Task goal → Would you write out the entries below, every one of them, exactly?

◇ ◇ ◇ ◇ ◇ ◇ ◇

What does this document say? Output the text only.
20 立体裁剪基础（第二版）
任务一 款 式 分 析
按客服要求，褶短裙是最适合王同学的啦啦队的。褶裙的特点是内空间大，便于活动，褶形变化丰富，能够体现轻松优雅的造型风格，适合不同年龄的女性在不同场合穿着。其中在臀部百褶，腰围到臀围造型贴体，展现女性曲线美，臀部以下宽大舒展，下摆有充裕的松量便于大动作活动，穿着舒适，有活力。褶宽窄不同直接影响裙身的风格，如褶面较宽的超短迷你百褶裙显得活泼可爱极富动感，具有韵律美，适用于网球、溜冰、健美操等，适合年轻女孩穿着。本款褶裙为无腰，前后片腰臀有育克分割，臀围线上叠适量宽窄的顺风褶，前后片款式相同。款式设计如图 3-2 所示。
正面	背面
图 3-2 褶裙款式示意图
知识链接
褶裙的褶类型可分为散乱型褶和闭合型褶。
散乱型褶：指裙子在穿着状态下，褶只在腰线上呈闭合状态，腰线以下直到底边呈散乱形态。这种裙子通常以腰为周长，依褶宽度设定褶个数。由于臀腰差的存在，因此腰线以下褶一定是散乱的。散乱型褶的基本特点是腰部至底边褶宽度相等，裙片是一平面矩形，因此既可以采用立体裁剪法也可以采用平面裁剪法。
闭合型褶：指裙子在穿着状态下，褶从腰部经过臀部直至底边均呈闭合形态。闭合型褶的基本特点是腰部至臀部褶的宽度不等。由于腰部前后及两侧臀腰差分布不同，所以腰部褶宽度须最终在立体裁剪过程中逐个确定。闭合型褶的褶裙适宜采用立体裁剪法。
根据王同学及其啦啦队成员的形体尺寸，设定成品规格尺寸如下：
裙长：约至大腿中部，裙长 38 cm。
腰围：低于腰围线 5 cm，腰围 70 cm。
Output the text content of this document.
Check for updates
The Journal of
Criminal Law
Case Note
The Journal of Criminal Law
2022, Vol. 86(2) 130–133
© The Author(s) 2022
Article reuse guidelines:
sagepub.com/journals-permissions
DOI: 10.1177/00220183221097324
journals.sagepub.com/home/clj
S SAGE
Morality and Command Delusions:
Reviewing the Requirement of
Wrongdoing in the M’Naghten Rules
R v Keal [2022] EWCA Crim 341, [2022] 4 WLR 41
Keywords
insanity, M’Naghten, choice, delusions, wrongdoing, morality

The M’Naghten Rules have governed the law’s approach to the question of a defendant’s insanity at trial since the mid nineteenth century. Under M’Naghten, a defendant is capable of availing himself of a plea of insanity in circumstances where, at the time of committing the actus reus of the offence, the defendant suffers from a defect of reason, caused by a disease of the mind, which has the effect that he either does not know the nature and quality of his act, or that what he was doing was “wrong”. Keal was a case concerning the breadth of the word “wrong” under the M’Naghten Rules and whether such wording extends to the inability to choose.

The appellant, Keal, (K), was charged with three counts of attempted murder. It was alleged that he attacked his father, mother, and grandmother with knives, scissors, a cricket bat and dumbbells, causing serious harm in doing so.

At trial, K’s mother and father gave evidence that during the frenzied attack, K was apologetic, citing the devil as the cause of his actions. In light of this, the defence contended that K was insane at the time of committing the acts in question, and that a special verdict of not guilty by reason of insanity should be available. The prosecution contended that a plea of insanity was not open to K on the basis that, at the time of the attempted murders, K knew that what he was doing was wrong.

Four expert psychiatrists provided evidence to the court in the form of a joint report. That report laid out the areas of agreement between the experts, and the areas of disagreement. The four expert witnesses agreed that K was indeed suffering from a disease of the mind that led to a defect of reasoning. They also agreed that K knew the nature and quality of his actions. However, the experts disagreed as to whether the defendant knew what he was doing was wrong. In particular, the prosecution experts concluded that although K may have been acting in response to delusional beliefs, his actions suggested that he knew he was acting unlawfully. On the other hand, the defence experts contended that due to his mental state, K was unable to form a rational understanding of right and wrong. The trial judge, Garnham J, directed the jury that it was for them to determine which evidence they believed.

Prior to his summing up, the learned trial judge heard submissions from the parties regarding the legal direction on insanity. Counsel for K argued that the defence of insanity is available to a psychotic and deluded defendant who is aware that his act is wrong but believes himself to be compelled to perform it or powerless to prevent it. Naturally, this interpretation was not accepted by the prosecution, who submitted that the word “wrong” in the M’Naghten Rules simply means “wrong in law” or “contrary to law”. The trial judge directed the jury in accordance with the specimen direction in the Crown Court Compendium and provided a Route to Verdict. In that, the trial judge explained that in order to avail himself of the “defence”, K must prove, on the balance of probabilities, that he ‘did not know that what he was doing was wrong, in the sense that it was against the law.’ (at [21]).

◇ ◇ ◇ ◇ ◇ ◇ ◇

Exercise result →
What does this document say? Output the text only.
20 立体裁剪基础（第二版）
任务一 款 式 分 析
按客服要求，褶短裙是最适合王同学的啦啦队的。褶裙的特点是内空间大，便于活动，褶形变化丰富，能够体现轻松优雅的造型风格，适合不同年龄的女性在不同场合穿着。其中在臀部百褶，腰围到臀围造型贴体，展现女性曲线美，臀部以下宽大舒展，下摆有充裕的松量便于大动作活动，穿着舒适，有活力。褶宽窄不同直接影响裙身的风格，如褶面较宽的超短迷你百褶裙显得活泼可爱极富动感，具有韵律美，适用于网球、溜冰、健美操等，适合年轻女孩穿着。本款褶裙为无腰，前后片腰臀有育克分割，臀围线上叠适量宽窄的顺风褶，前后片款式相同。款式设计如图 3-2 所示。
正面	背面
图 3-2 褶裙款式示意图
知识链接
褶裙的褶类型可分为散乱型褶和闭合型褶。
散乱型褶：指裙子在穿着状态下，褶只在腰线上呈闭合状态，腰线以下直到底边呈散乱形态。这种裙子通常以腰为周长，依褶宽度设定褶个数。由于臀腰差的存在，因此腰线以下褶一定是散乱的。散乱型褶的基本特点是腰部至底边褶宽度相等，裙片是一平面矩形，因此既可以采用立体裁剪法也可以采用平面裁剪法。
闭合型褶：指裙子在穿着状态下，褶从腰部经过臀部直至底边均呈闭合形态。闭合型褶的基本特点是腰部至臀部褶的宽度不等。由于腰部前后及两侧臀腰差分布不同，所以腰部褶宽度须最终在立体裁剪过程中逐个确定。闭合型褶的褶裙适宜采用立体裁剪法。
根据王同学及其啦啦队成员的形体尺寸，设定成品规格尺寸如下：
裙长：约至大腿中部，裙长 38 cm。
腰围：低于腰围线 5 cm，腰围 70 cm。
Output the text content of this document.
Check for updates
The Journal of
Criminal Law
Case Note
The Journal of Criminal Law
2022, Vol. 86(2) 130–133
© The Author(s) 2022
Article reuse guidelines:
sagepub.com/journals-permissions
DOI: 10.1177/00220183221097324
journals.sagepub.com/home/clj
S SAGE
Morality and Command Delusions:
Reviewing the Requirement of
Wrongdoing in the M’Naghten Rules
R v Keal [2022] EWCA Crim 341, [2022] 4 WLR 41
Keywords
insanity, M’Naghten, choice, delusions, wrongdoing, morality

The M’Naghten Rules have governed the law’s approach to the question of a defendant’s insanity at trial since the mid nineteenth century. Under M’Naghten, a defendant is capable of availing himself of a plea of insanity in circumstances where, at the time of committing the actus reus of the offence, the defendant suffers from a defect of reason, caused by a disease of the mind, which has the effect that he either does not know the nature and quality of his act, or that what he was doing was “wrong”. Keal was a case concerning the breadth of the word “wrong” under the M’Naghten Rules and whether such wording extends to the inability to choose.

The appellant, Keal, (K), was charged with three counts of attempted murder. It was alleged that he attacked his father, mother, and grandmother with knives, scissors, a cricket bat and dumbbells, causing serious harm in doing so.

At trial, K’s mother and father gave evidence that during the frenzied attack, K was apologetic, citing the devil as the cause of his actions. In light of this, the defence contended that K was insane at the time of committing the acts in question, and that a special verdict of not guilty by reason of insanity should be available. The prosecution contended that a plea of insanity was not open to K on the basis that, at the time of the attempted murders, K knew that what he was doing was wrong.

Four expert psychiatrists provided evidence to the court in the form of a joint report. That report laid out the areas of agreement between the experts, and the areas of disagreement. The four expert witnesses agreed that K was indeed suffering from a disease of the mind that led to a defect of reasoning. They also agreed that K knew the nature and quality of his actions. However, the experts disagreed as to whether the defendant knew what he was doing was wrong. In particular, the prosecution experts concluded that although K may have been acting in response to delusional beliefs, his actions suggested that he knew he was acting unlawfully. On the other hand, the defence experts contended that due to his mental state, K was unable to form a rational understanding of right and wrong. The trial judge, Garnham J, directed the jury that it was for them to determine which evidence they believed.

Prior to his summing up, the learned trial judge heard submissions from the parties regarding the legal direction on insanity. Counsel for K argued that the defence of insanity is available to a psychotic and deluded defendant who is aware that his act is wrong but believes himself to be compelled to perform it or powerless to prevent it. Naturally, this interpretation was not accepted by the prosecution, who submitted that the word “wrong” in the M’Naghten Rules simply means “wrong in law” or “contrary to law”. The trial judge directed the jury in accordance with the specimen direction in the Crown Court Compendium and provided a Route to Verdict. In that, the trial judge explained that in order to avail himself of the “defence”, K must prove, on the balance of probabilities, that he ‘did not know that what he was doing was wrong, in the sense that it was against the law.’ (at [21]).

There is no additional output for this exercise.